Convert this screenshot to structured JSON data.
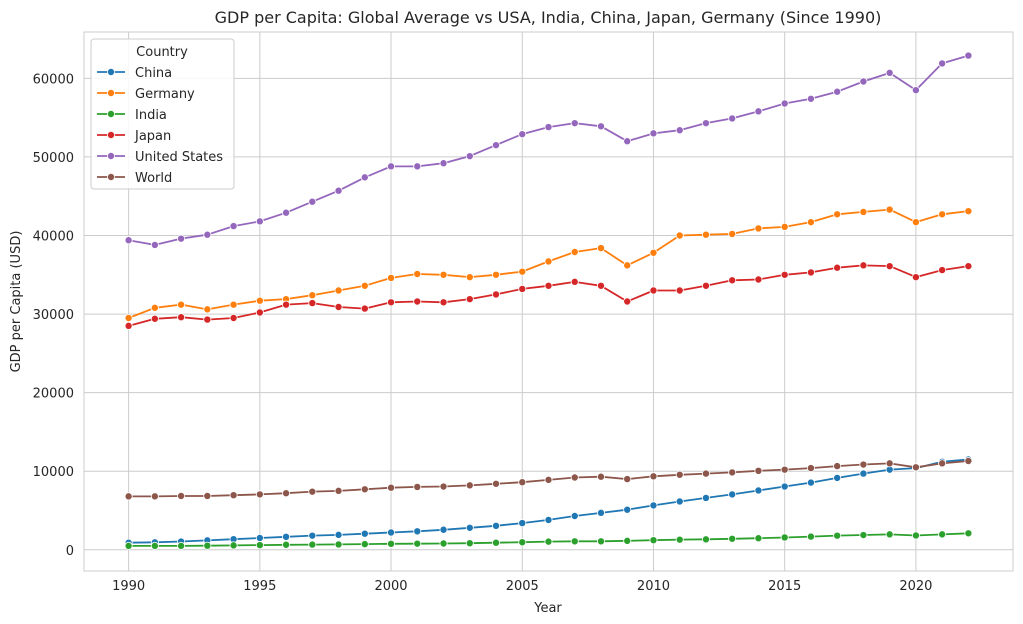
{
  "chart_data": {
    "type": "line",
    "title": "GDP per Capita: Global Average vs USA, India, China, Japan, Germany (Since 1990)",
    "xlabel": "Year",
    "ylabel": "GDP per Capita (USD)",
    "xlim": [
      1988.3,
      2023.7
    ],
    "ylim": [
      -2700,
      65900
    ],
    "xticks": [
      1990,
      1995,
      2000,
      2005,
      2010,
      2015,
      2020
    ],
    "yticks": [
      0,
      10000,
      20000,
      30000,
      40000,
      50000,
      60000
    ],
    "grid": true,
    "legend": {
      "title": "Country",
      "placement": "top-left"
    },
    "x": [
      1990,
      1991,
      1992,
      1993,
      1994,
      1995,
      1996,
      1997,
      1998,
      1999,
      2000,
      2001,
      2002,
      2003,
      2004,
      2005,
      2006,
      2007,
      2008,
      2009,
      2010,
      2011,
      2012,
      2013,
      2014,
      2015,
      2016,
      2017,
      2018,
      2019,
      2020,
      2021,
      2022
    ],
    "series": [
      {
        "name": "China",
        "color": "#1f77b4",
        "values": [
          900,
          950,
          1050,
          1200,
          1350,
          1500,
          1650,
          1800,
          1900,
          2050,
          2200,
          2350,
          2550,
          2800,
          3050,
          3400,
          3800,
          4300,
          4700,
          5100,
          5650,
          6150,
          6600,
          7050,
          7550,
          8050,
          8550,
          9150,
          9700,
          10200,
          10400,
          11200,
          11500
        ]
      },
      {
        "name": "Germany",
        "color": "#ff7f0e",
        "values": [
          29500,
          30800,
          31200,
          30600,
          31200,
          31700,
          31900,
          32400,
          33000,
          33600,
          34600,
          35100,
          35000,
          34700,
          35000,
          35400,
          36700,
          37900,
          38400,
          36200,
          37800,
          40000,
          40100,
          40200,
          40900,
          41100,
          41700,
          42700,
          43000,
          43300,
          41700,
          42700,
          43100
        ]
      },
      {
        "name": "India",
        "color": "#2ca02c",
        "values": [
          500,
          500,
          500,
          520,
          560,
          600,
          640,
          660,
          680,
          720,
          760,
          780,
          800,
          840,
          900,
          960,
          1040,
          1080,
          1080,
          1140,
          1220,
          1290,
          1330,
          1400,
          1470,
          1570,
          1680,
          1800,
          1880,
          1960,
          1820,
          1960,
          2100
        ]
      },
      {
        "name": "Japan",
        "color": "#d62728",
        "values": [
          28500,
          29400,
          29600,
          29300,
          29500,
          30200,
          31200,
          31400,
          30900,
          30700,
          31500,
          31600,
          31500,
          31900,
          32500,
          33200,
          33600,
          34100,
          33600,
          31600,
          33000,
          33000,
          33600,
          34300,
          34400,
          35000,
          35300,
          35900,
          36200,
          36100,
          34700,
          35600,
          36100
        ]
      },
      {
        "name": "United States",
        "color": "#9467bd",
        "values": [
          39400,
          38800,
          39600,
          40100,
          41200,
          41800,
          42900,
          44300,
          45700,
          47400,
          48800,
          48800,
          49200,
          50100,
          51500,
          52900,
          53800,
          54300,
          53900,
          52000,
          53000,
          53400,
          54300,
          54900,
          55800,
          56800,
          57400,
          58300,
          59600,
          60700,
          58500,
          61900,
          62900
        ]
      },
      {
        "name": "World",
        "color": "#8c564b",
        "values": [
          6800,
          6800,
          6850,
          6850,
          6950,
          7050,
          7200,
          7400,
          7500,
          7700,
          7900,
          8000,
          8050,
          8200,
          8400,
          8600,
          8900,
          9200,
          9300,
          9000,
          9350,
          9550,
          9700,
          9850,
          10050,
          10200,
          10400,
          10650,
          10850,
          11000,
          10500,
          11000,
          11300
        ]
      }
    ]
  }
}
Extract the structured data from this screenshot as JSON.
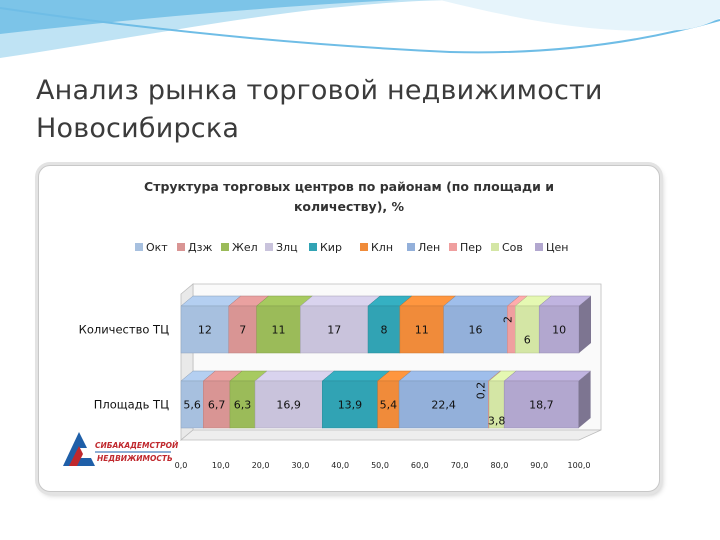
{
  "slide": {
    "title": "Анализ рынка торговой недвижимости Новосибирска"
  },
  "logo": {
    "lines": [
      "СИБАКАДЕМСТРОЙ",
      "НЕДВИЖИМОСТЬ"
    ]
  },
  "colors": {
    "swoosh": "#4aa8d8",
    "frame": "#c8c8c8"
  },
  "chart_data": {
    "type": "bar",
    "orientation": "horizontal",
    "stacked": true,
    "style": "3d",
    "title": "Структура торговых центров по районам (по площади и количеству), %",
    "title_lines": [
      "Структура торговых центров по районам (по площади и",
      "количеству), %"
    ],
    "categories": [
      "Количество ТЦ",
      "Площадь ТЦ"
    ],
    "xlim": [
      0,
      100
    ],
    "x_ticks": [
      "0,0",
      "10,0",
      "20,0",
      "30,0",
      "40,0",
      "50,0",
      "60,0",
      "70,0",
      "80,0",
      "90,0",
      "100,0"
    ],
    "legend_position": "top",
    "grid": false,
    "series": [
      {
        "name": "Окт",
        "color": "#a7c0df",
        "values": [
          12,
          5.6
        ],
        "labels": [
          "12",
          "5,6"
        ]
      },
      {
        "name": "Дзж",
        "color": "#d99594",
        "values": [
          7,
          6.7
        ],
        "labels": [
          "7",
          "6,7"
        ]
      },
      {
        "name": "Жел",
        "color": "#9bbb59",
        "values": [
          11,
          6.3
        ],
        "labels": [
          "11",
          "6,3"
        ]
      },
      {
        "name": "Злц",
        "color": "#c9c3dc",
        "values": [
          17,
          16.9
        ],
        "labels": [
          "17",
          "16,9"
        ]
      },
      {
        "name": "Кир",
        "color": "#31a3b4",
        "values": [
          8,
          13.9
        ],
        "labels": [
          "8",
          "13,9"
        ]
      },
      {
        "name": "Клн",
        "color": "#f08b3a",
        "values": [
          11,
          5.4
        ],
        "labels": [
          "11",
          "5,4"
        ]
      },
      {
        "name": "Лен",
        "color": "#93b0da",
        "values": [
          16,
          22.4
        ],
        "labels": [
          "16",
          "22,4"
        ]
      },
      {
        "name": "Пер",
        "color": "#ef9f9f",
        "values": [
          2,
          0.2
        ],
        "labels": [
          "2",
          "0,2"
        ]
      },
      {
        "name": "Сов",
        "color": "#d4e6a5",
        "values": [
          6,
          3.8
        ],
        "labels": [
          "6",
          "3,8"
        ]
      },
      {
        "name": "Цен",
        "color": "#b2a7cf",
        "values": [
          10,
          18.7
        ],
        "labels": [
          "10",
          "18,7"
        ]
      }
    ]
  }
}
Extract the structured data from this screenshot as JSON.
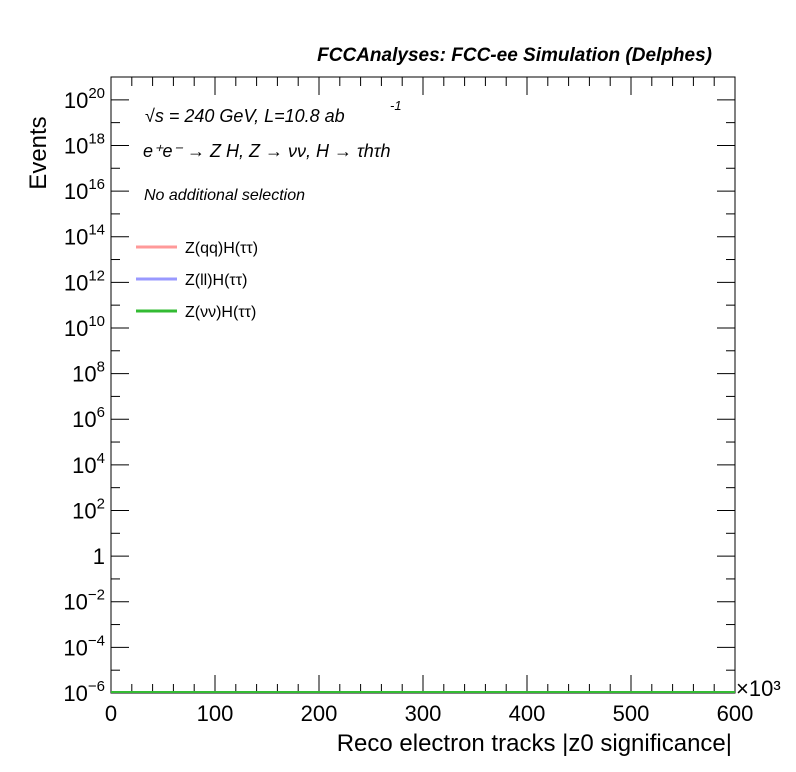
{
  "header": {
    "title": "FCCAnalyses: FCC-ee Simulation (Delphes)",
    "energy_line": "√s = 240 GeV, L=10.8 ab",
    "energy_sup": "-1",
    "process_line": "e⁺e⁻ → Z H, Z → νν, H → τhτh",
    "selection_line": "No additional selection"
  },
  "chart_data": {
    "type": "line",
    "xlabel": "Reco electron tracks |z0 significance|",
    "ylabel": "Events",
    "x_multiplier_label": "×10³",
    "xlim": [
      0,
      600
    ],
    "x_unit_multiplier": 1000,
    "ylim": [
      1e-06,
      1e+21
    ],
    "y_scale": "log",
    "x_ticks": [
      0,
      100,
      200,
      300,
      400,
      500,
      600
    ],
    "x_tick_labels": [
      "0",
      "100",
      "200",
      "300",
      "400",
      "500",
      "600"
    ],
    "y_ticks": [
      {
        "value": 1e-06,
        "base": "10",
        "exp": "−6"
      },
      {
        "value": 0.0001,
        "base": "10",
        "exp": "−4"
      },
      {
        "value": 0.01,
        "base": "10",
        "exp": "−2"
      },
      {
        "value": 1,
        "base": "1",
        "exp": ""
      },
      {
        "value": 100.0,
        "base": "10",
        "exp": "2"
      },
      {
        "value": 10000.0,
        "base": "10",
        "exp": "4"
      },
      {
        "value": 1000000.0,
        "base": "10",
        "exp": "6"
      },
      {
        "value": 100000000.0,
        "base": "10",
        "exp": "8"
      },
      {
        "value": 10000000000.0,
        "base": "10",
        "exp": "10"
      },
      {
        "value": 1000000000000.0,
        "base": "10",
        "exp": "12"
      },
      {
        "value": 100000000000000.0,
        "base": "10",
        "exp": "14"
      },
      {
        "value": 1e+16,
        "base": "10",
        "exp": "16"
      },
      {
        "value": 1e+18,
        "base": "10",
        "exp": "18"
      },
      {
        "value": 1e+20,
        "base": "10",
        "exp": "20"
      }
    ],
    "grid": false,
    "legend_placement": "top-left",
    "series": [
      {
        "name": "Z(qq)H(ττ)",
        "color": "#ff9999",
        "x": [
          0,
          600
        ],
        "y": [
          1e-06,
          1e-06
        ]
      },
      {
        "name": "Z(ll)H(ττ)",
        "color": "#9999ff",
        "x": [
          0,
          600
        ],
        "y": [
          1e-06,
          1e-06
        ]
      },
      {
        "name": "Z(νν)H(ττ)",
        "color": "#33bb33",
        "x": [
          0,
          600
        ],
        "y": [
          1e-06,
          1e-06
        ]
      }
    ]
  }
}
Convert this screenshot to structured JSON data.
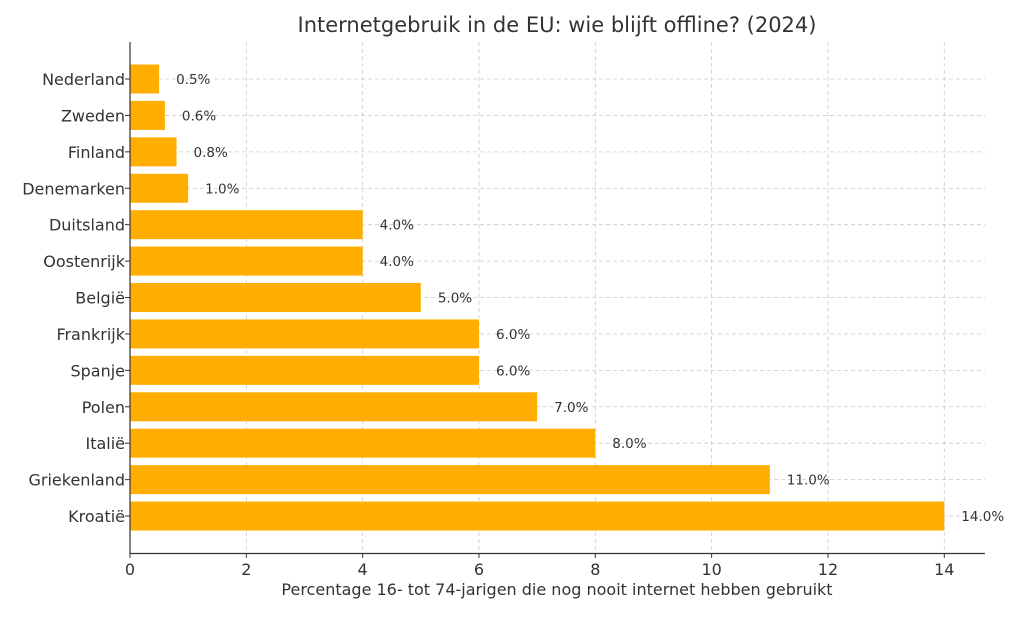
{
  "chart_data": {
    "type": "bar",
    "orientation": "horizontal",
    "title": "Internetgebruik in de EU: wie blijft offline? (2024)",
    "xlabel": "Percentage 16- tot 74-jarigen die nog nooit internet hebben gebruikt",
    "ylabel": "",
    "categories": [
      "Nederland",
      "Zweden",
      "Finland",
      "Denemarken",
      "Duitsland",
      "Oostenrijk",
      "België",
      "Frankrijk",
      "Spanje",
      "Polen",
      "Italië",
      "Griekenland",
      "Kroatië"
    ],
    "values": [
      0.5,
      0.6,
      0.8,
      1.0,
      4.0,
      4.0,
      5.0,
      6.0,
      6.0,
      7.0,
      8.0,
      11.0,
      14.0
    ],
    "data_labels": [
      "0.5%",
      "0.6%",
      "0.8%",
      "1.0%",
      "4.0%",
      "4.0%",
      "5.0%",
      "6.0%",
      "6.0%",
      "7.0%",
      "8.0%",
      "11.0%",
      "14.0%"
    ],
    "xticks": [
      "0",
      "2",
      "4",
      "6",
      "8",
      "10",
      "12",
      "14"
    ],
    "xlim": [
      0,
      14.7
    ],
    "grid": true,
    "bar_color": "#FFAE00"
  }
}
==============================
◆ **TASK TO CARRY OUT**
Using the material above, copy every line in which the string "Capita" occurs.

◆ **EXERCISE RESULT**
    "title": "GDP per Capita: Global Average vs USA, India, China, Japan, Germany (Since 1990)",
    "ylabel": "GDP per Capita (USD)",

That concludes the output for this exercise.